Stated problem: Find the lines that include the string "riesgo" and report how many there are. Give no other text.

Extracted data:
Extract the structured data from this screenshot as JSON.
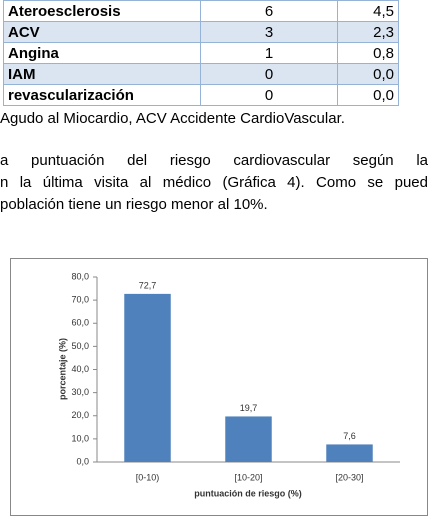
{
  "table": {
    "rows": [
      [
        "Ateroesclerosis",
        "6",
        "4,5"
      ],
      [
        "ACV",
        "3",
        "2,3"
      ],
      [
        "Angina",
        "1",
        "0,8"
      ],
      [
        "IAM",
        "0",
        "0,0"
      ],
      [
        "revascularización",
        "0",
        "0,0"
      ]
    ]
  },
  "caption": "Agudo al Miocardio, ACV Accidente CardioVascular.",
  "paragraph": [
    "a puntuación del riesgo cardiovascular según la",
    "n la última visita al médico (Gráfica 4).  Como se pued",
    "población tiene un riesgo menor al 10%."
  ],
  "chart_data": {
    "type": "bar",
    "x_label": "puntuación de riesgo (%)",
    "y_label": "porcentaje (%)",
    "categories": [
      "[0-10)",
      "[10-20]",
      "[20-30]"
    ],
    "values": [
      72.7,
      19.7,
      7.6
    ],
    "value_labels": [
      "72,7",
      "19,7",
      "7,6"
    ],
    "color": "#4f81bd",
    "ylim": [
      0,
      80
    ],
    "yticks": [
      {
        "value": 0,
        "label": "0,0"
      },
      {
        "value": 10,
        "label": "10,0"
      },
      {
        "value": 20,
        "label": "20,0"
      },
      {
        "value": 30,
        "label": "30,0"
      },
      {
        "value": 40,
        "label": "40,0"
      },
      {
        "value": 50,
        "label": "50,0"
      },
      {
        "value": 60,
        "label": "60,0"
      },
      {
        "value": 70,
        "label": "70,0"
      },
      {
        "value": 80,
        "label": "80,0"
      }
    ],
    "grid": false
  }
}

Solution to this problem: 3